### [Directive]
Could you reproduce the material below word for word, keeping every line?

Stored items
----
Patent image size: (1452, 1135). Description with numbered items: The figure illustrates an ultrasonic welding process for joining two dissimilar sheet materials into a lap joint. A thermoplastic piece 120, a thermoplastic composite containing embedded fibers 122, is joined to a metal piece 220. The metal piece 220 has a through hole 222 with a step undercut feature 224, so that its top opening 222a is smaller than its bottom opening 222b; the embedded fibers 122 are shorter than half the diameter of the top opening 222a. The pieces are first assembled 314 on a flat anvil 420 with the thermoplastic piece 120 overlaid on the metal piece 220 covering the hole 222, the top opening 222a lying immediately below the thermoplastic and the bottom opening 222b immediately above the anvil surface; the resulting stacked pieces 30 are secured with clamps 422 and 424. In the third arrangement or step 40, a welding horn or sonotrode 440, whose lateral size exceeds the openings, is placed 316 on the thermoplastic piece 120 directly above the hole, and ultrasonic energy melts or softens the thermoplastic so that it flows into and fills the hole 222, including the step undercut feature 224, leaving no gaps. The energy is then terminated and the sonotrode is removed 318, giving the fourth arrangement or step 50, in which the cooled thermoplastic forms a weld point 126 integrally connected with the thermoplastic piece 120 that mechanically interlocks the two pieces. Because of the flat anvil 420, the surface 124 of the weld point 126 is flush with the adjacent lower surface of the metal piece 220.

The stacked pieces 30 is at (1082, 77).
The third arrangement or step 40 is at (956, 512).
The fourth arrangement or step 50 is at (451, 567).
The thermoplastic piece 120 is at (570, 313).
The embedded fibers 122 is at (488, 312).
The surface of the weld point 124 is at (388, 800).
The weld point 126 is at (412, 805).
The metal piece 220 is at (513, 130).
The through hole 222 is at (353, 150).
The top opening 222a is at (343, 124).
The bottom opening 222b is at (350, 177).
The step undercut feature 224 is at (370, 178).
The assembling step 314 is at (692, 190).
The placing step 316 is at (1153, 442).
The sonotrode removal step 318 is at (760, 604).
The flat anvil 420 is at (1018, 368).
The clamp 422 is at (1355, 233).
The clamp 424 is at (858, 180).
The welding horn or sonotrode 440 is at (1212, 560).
----
### [Task output]
Patent image size: (1452, 1135). Description with numbered items: The figure illustrates an ultrasonic welding process for joining two dissimilar sheet materials into a lap joint. A thermoplastic piece 120, a thermoplastic composite containing embedded fibers 122, is joined to a metal piece 220. The metal piece 220 has a through hole 222 with a step undercut feature 224, so that its top opening 222a is smaller than its bottom opening 222b; the embedded fibers 122 are shorter than half the diameter of the top opening 222a. The pieces are first assembled 314 on a flat anvil 420 with the thermoplastic piece 120 overlaid on the metal piece 220 covering the hole 222, the top opening 222a lying immediately below the thermoplastic and the bottom opening 222b immediately above the anvil surface; the resulting stacked pieces 30 are secured with clamps 422 and 424. In the third arrangement or step 40, a welding horn or sonotrode 440, whose lateral size exceeds the openings, is placed 316 on the thermoplastic piece 120 directly above the hole, and ultrasonic energy melts or softens the thermoplastic so that it flows into and fills the hole 222, including the step undercut feature 224, leaving no gaps. The energy is then terminated and the sonotrode is removed 318, giving the fourth arrangement or step 50, in which the cooled thermoplastic forms a weld point 126 integrally connected with the thermoplastic piece 120 that mechanically interlocks the two pieces. Because of the flat anvil 420, the surface 124 of the weld point 126 is flush with the adjacent lower surface of the metal piece 220.

The stacked pieces 30 is at (1082, 77).
The third arrangement or step 40 is at (956, 512).
The fourth arrangement or step 50 is at (451, 567).
The thermoplastic piece 120 is at (570, 313).
The embedded fibers 122 is at (488, 312).
The surface of the weld point 124 is at (388, 800).
The weld point 126 is at (412, 805).
The metal piece 220 is at (513, 130).
The through hole 222 is at (353, 150).
The top opening 222a is at (343, 124).
The bottom opening 222b is at (350, 177).
The step undercut feature 224 is at (370, 178).
The assembling step 314 is at (692, 190).
The placing step 316 is at (1153, 442).
The sonotrode removal step 318 is at (760, 604).
The flat anvil 420 is at (1018, 368).
The clamp 422 is at (1355, 233).
The clamp 424 is at (858, 180).
The welding horn or sonotrode 440 is at (1212, 560).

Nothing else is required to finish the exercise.